◆ Your objective
Could you rewrite the entries below with every "search-icon" changed to "magnifier-icon" and everything else left as it is?

--- Begin ---

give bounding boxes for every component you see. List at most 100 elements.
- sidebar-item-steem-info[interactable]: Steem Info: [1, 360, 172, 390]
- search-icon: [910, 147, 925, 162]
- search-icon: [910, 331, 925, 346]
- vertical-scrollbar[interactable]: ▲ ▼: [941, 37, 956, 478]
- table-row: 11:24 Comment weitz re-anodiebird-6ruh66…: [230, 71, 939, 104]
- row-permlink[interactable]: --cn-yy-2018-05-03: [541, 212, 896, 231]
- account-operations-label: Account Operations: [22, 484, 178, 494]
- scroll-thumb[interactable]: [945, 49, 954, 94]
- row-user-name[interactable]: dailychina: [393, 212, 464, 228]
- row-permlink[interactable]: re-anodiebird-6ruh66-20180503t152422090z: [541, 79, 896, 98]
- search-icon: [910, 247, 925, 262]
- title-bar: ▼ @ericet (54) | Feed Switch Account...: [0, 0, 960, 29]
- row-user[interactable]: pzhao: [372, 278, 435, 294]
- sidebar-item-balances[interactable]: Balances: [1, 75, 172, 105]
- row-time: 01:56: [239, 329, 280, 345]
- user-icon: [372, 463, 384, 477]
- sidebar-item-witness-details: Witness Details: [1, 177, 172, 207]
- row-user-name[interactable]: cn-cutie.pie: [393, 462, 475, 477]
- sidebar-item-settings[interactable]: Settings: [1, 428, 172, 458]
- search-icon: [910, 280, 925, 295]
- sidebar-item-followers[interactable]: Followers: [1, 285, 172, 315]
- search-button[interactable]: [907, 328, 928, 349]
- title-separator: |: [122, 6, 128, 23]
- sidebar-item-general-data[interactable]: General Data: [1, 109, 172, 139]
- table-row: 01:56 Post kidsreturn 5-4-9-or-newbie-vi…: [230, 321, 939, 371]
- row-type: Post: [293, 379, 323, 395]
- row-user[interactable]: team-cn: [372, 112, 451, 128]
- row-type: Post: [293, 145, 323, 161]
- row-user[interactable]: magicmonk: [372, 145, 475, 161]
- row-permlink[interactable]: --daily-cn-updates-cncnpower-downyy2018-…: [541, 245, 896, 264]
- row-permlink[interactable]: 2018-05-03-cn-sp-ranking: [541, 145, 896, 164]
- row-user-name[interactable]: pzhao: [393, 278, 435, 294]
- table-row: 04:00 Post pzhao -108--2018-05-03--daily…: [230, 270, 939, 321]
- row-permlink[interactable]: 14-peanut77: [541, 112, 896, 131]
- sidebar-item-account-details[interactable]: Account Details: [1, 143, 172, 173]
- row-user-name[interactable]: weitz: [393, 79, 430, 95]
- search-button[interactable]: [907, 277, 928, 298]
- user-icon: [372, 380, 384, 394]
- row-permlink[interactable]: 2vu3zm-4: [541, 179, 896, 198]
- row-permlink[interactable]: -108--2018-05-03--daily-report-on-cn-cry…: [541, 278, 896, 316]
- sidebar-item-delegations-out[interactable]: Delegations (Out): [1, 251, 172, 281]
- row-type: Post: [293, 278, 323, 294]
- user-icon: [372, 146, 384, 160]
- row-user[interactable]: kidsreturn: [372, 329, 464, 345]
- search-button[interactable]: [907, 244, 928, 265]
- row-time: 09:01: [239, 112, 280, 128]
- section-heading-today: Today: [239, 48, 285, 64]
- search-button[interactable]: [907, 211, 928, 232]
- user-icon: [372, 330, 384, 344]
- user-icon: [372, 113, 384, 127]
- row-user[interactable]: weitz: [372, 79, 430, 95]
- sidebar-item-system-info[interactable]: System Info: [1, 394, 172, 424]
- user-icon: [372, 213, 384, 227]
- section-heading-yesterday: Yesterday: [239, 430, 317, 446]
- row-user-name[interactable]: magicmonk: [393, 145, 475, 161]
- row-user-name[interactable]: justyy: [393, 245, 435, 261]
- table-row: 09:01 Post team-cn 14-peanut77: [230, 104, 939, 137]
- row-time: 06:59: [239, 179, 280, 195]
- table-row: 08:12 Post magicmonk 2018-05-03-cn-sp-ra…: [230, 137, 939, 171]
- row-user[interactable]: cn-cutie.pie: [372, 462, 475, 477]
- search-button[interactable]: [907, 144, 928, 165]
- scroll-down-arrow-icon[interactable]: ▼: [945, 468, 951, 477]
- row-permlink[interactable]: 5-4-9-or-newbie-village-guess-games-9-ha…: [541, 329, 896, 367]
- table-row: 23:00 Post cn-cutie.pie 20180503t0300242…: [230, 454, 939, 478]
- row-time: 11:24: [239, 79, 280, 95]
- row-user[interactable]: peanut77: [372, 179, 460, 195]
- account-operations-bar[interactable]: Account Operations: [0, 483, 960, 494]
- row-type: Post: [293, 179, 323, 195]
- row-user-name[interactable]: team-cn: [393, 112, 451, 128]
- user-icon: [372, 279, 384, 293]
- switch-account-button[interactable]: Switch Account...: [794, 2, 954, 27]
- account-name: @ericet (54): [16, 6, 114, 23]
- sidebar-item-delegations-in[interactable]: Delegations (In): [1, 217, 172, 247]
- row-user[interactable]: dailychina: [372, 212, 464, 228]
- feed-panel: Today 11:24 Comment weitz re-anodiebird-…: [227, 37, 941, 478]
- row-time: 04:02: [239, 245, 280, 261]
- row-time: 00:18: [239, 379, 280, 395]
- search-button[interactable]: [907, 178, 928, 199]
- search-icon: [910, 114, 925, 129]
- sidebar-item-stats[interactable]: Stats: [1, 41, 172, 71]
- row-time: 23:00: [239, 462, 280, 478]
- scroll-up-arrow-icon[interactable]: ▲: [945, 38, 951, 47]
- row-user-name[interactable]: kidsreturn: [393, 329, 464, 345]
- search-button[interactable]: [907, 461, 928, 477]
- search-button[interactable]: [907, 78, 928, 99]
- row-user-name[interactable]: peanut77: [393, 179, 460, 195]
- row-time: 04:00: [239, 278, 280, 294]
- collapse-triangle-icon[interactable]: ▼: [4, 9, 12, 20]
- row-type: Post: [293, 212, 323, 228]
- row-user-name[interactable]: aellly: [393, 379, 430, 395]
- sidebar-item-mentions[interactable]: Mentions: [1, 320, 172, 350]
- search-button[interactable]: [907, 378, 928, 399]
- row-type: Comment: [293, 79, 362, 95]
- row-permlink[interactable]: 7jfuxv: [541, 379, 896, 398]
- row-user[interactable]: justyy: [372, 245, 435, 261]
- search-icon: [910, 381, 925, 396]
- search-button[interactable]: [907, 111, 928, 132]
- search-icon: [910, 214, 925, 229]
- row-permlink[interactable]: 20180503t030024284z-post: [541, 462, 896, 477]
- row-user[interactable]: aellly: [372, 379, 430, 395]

--- End ---

◆ Output of the task
give bounding boxes for every component you see. List at most 100 elements.
- sidebar-item-steem-info[interactable]: Steem Info: [1, 360, 172, 390]
- magnifier-icon: [910, 147, 925, 162]
- magnifier-icon: [910, 331, 925, 346]
- vertical-scrollbar[interactable]: ▲ ▼: [941, 37, 956, 478]
- table-row: 11:24 Comment weitz re-anodiebird-6ruh66…: [230, 71, 939, 104]
- row-permlink[interactable]: --cn-yy-2018-05-03: [541, 212, 896, 231]
- account-operations-label: Account Operations: [22, 484, 178, 494]
- scroll-thumb[interactable]: [945, 49, 954, 94]
- row-user-name[interactable]: dailychina: [393, 212, 464, 228]
- row-permlink[interactable]: re-anodiebird-6ruh66-20180503t152422090z: [541, 79, 896, 98]
- magnifier-icon: [910, 247, 925, 262]
- title-bar: ▼ @ericet (54) | Feed Switch Account...: [0, 0, 960, 29]
- row-user[interactable]: pzhao: [372, 278, 435, 294]
- sidebar-item-balances[interactable]: Balances: [1, 75, 172, 105]
- row-time: 01:56: [239, 329, 280, 345]
- user-icon: [372, 463, 384, 477]
- sidebar-item-witness-details: Witness Details: [1, 177, 172, 207]
- row-user-name[interactable]: cn-cutie.pie: [393, 462, 475, 477]
- sidebar-item-settings[interactable]: Settings: [1, 428, 172, 458]
- magnifier-icon: [910, 280, 925, 295]
- sidebar-item-followers[interactable]: Followers: [1, 285, 172, 315]
- search-button[interactable]: [907, 328, 928, 349]
- title-separator: |: [122, 6, 128, 23]
- sidebar-item-general-data[interactable]: General Data: [1, 109, 172, 139]
- table-row: 01:56 Post kidsreturn 5-4-9-or-newbie-vi…: [230, 321, 939, 371]
- row-type: Post: [293, 379, 323, 395]
- row-user[interactable]: team-cn: [372, 112, 451, 128]
- row-type: Post: [293, 145, 323, 161]
- row-user[interactable]: magicmonk: [372, 145, 475, 161]
- row-permlink[interactable]: --daily-cn-updates-cncnpower-downyy2018-…: [541, 245, 896, 264]
- row-permlink[interactable]: 2018-05-03-cn-sp-ranking: [541, 145, 896, 164]
- row-user-name[interactable]: pzhao: [393, 278, 435, 294]
- table-row: 04:00 Post pzhao -108--2018-05-03--daily…: [230, 270, 939, 321]
- row-permlink[interactable]: 14-peanut77: [541, 112, 896, 131]
- sidebar-item-account-details[interactable]: Account Details: [1, 143, 172, 173]
- row-user-name[interactable]: weitz: [393, 79, 430, 95]
- search-button[interactable]: [907, 277, 928, 298]
- user-icon: [372, 380, 384, 394]
- row-permlink[interactable]: 2vu3zm-4: [541, 179, 896, 198]
- row-permlink[interactable]: -108--2018-05-03--daily-report-on-cn-cry…: [541, 278, 896, 316]
- sidebar-item-delegations-out[interactable]: Delegations (Out): [1, 251, 172, 281]
- row-type: Post: [293, 278, 323, 294]
- user-icon: [372, 146, 384, 160]
- row-user[interactable]: kidsreturn: [372, 329, 464, 345]
- search-button[interactable]: [907, 244, 928, 265]
- row-time: 09:01: [239, 112, 280, 128]
- section-heading-today: Today: [239, 48, 285, 64]
- search-button[interactable]: [907, 211, 928, 232]
- user-icon: [372, 330, 384, 344]
- user-icon: [372, 113, 384, 127]
- row-user[interactable]: weitz: [372, 79, 430, 95]
- sidebar-item-system-info[interactable]: System Info: [1, 394, 172, 424]
- user-icon: [372, 213, 384, 227]
- section-heading-yesterday: Yesterday: [239, 430, 317, 446]
- row-user-name[interactable]: magicmonk: [393, 145, 475, 161]
- row-user-name[interactable]: justyy: [393, 245, 435, 261]
- table-row: 09:01 Post team-cn 14-peanut77: [230, 104, 939, 137]
- row-time: 06:59: [239, 179, 280, 195]
- table-row: 08:12 Post magicmonk 2018-05-03-cn-sp-ra…: [230, 137, 939, 171]
- row-user[interactable]: cn-cutie.pie: [372, 462, 475, 477]
- search-button[interactable]: [907, 144, 928, 165]
- scroll-down-arrow-icon[interactable]: ▼: [945, 468, 951, 477]
- row-permlink[interactable]: 5-4-9-or-newbie-village-guess-games-9-ha…: [541, 329, 896, 367]
- table-row: 23:00 Post cn-cutie.pie 20180503t0300242…: [230, 454, 939, 478]
- row-time: 11:24: [239, 79, 280, 95]
- row-user[interactable]: peanut77: [372, 179, 460, 195]
- account-operations-bar[interactable]: Account Operations: [0, 483, 960, 494]
- row-type: Post: [293, 179, 323, 195]
- row-user-name[interactable]: team-cn: [393, 112, 451, 128]
- user-icon: [372, 279, 384, 293]
- switch-account-button[interactable]: Switch Account...: [794, 2, 954, 27]
- account-name: @ericet (54): [16, 6, 114, 23]
- sidebar-item-delegations-in[interactable]: Delegations (In): [1, 217, 172, 247]
- row-user[interactable]: dailychina: [372, 212, 464, 228]
- feed-panel: Today 11:24 Comment weitz re-anodiebird-…: [227, 37, 941, 478]
- row-time: 04:02: [239, 245, 280, 261]
- row-time: 00:18: [239, 379, 280, 395]
- search-button[interactable]: [907, 178, 928, 199]
- magnifier-icon: [910, 114, 925, 129]
- sidebar-item-stats[interactable]: Stats: [1, 41, 172, 71]
- row-time: 23:00: [239, 462, 280, 478]
- scroll-up-arrow-icon[interactable]: ▲: [945, 38, 951, 47]
- row-user-name[interactable]: kidsreturn: [393, 329, 464, 345]
- search-button[interactable]: [907, 461, 928, 477]
- search-button[interactable]: [907, 78, 928, 99]
- row-user-name[interactable]: peanut77: [393, 179, 460, 195]
- row-time: 04:00: [239, 278, 280, 294]
- collapse-triangle-icon[interactable]: ▼: [4, 9, 12, 20]
- row-type: Post: [293, 212, 323, 228]
- row-user-name[interactable]: aellly: [393, 379, 430, 395]
- sidebar-item-mentions[interactable]: Mentions: [1, 320, 172, 350]
- search-button[interactable]: [907, 378, 928, 399]
- row-type: Comment: [293, 79, 362, 95]
- row-permlink[interactable]: 7jfuxv: [541, 379, 896, 398]
- row-user[interactable]: justyy: [372, 245, 435, 261]
- magnifier-icon: [910, 381, 925, 396]
- search-button[interactable]: [907, 111, 928, 132]
- magnifier-icon: [910, 214, 925, 229]
- row-permlink[interactable]: 20180503t030024284z-post: [541, 462, 896, 477]
- row-user[interactable]: aellly: [372, 379, 430, 395]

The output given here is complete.